▶ [Given exercise] Identify each line in the material below that contains the string "title", and copy every such line in full.

▶ [Entries shown]

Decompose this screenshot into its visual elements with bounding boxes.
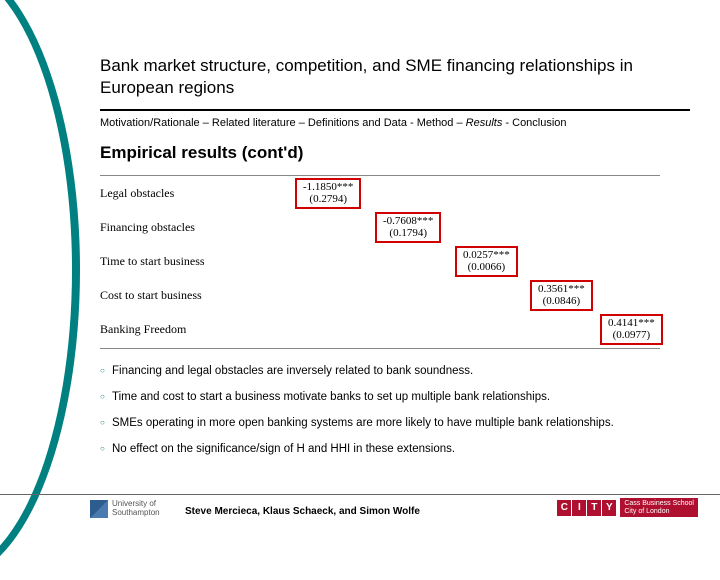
row-label: Cost to start business [100, 288, 235, 303]
bullet-item: No effect on the significance/sign of H … [100, 443, 690, 455]
footer: University of Southampton Steve Mercieca… [0, 494, 720, 530]
coef-value: 0.0257*** [463, 249, 510, 262]
coef-value: 0.4141*** [608, 317, 655, 330]
coef-value: 0.3561*** [538, 283, 585, 296]
breadcrumb-prefix: Motivation/Rationale – Related literatur… [100, 117, 466, 129]
table-bottom-line [100, 348, 660, 349]
cass-line1: Cass Business School [624, 500, 694, 508]
bullet-list: Financing and legal obstacles are invers… [100, 365, 690, 455]
university-southampton-logo: University of Southampton [90, 500, 160, 518]
breadcrumb-current: Results [466, 117, 503, 129]
bullet-item: Financing and legal obstacles are invers… [100, 365, 690, 377]
city-letter: T [587, 500, 601, 516]
breadcrumb: Motivation/Rationale – Related literatur… [100, 117, 690, 129]
arc-decoration [0, 0, 80, 580]
table-row: Financing obstacles -0.7608***(0.1794) [100, 210, 660, 244]
uos-text: University of Southampton [112, 500, 160, 518]
coefficient-box: 0.0257***(0.0066) [455, 246, 518, 277]
slide-title: Bank market structure, competition, and … [100, 55, 690, 99]
coefficient-box: 0.3561***(0.0846) [530, 280, 593, 311]
cass-logo: CITY Cass Business School City of London [557, 498, 698, 517]
authors-text: Steve Mercieca, Klaus Schaeck, and Simon… [185, 506, 420, 517]
city-letter: I [572, 500, 586, 516]
coefficient-box: -0.7608***(0.1794) [375, 212, 441, 243]
coef-se: (0.1794) [383, 227, 433, 240]
coef-se: (0.0066) [463, 261, 510, 274]
row-label: Banking Freedom [100, 322, 235, 337]
bullet-item: Time and cost to start a business motiva… [100, 391, 690, 403]
coef-value: -1.1850*** [303, 181, 353, 194]
table-row: Banking Freedom 0.4141***(0.0977) [100, 312, 660, 346]
row-label: Financing obstacles [100, 220, 235, 235]
coefficient-box: -1.1850***(0.2794) [295, 178, 361, 209]
coef-value: -0.7608*** [383, 215, 433, 228]
city-wordmark: CITY [557, 500, 616, 516]
breadcrumb-suffix: - Conclusion [502, 117, 566, 129]
uos-line2: Southampton [112, 509, 160, 518]
city-letter: C [557, 500, 571, 516]
coefficient-box: 0.4141***(0.0977) [600, 314, 663, 345]
row-label: Time to start business [100, 254, 235, 269]
coef-se: (0.0846) [538, 295, 585, 308]
coef-se: (0.2794) [303, 193, 353, 206]
uos-crest-icon [90, 500, 108, 518]
section-heading: Empirical results (cont'd) [100, 143, 690, 163]
cass-line2: City of London [624, 508, 694, 516]
title-rule [100, 109, 690, 111]
table-row: Legal obstacles -1.1850***(0.2794) [100, 176, 660, 210]
city-letter: Y [602, 500, 616, 516]
results-table: Legal obstacles-1.1850***(0.2794)Financi… [100, 175, 660, 349]
cass-text: Cass Business School City of London [620, 498, 698, 517]
coef-se: (0.0977) [608, 329, 655, 342]
table-row: Time to start business 0.0257***(0.0066) [100, 244, 660, 278]
row-label: Legal obstacles [100, 186, 235, 201]
table-row: Cost to start business 0.3561***(0.0846) [100, 278, 660, 312]
footer-rule [0, 494, 720, 495]
slide-content: Bank market structure, competition, and … [100, 55, 690, 469]
bullet-item: SMEs operating in more open banking syst… [100, 417, 690, 429]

▶ [Task response]
slide-title: Bank market structure, competition, and … [100, 55, 690, 99]
title-rule [100, 109, 690, 111]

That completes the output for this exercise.